Text excerpt:
--- --- ---
Session Information
ERG SES H 01, Curriculum and Education
Paper Session
Contribution
Over the last three decades, at the centre of reforms taking place in many national educational systems there were changes in literacy curricula and practices (Moss, 2009). Since the emergence of “literacisation” of education in the 1990s, literacy has become both a problem and a solution for many social and economic issues. In the 2000s, a “new literacisation” became evident in large-scale international assessments, and particularly in the OECD’s PISA, whereby OECD has been promoting a global curricular and cultural “isomorphism” (Selar & Lingard, 2014). This is within an endeavor to modernise national educational systems by upgrading literacy skills of human capital. Αlthough these policy agendas also attempt to support equity and social cohesion (European Commission, 2006; Field et al., 2007), their conceptualisations and their recontextualisations in national contexts raise issues of social justice (Lingard et al., 2014).
In the Greek national context, the current Greek language curriculum, introduced in the Greek compulsory education in 2003, is based on principles of interdisciplinarity and cross-curricularity, according to which boundaries between disciplines and school subjects should be fluid and penetrable (Koustourakis, 2007). The curriculum reform also draws on multiliteracy pedagogy, which conceives of literacy as a social practice, situated in local social and cultural contexts. This pedagogy is considered appropriate given the multilingual and multicultural nature of contemporary societies (Street, 2003). In 2011, in the context of an ambitious reform aiming to “modernise” Greek Education (Sifakakis et al., 2016), a supplementary curriculum gave an emphasis on the development of students’ communication skills, appropriate to the contemporary globalised world. Recently, in a different political context, new official guidelines appear to give Greek language teachers more autonomy in the selection of content and the pacing of teaching and learning.
This proposal presents the general framework of an ongoing research study on language literacy practices in Greek Lower Secondary Education (student age 12-15). The main research questions are as follows:
1. How are language literacy practices enacted in specific school contexts?
--- --- ---
Stored data:
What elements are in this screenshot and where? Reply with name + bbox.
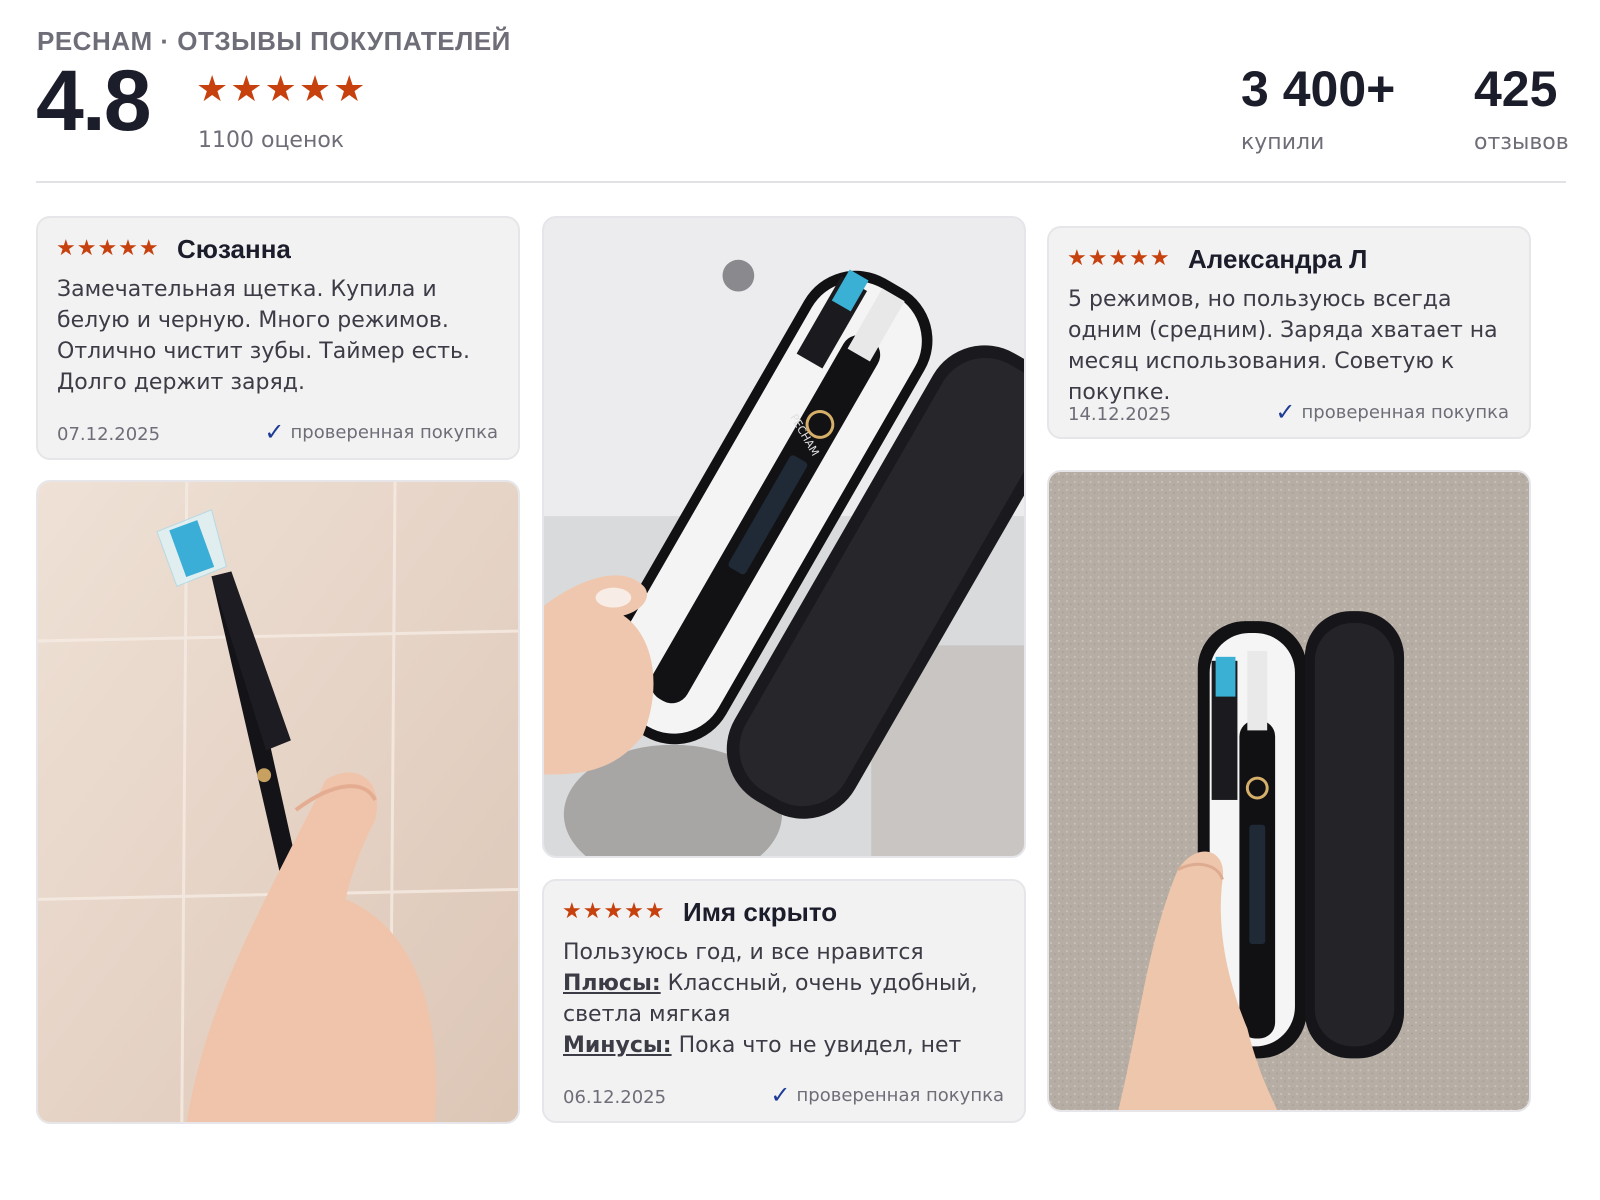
--- --- ---
Tasks to complete:
1. Reproduce the passage of the text on Greek literacy curricula between "This proposal presents" and "specific school contexts?", inclusive.
2. According to the text on Greek literacy curricula, in what year was the current Greek language curriculum introduced in Greek compulsory education?

Complete answers:
1.
This proposal presents the general framework of an ongoing research study on language literacy practices in Greek Lower Secondary Education (student age 12-15). The main research questions are as follows:
1. How are language literacy practices enacted in specific school contexts?

2. 2003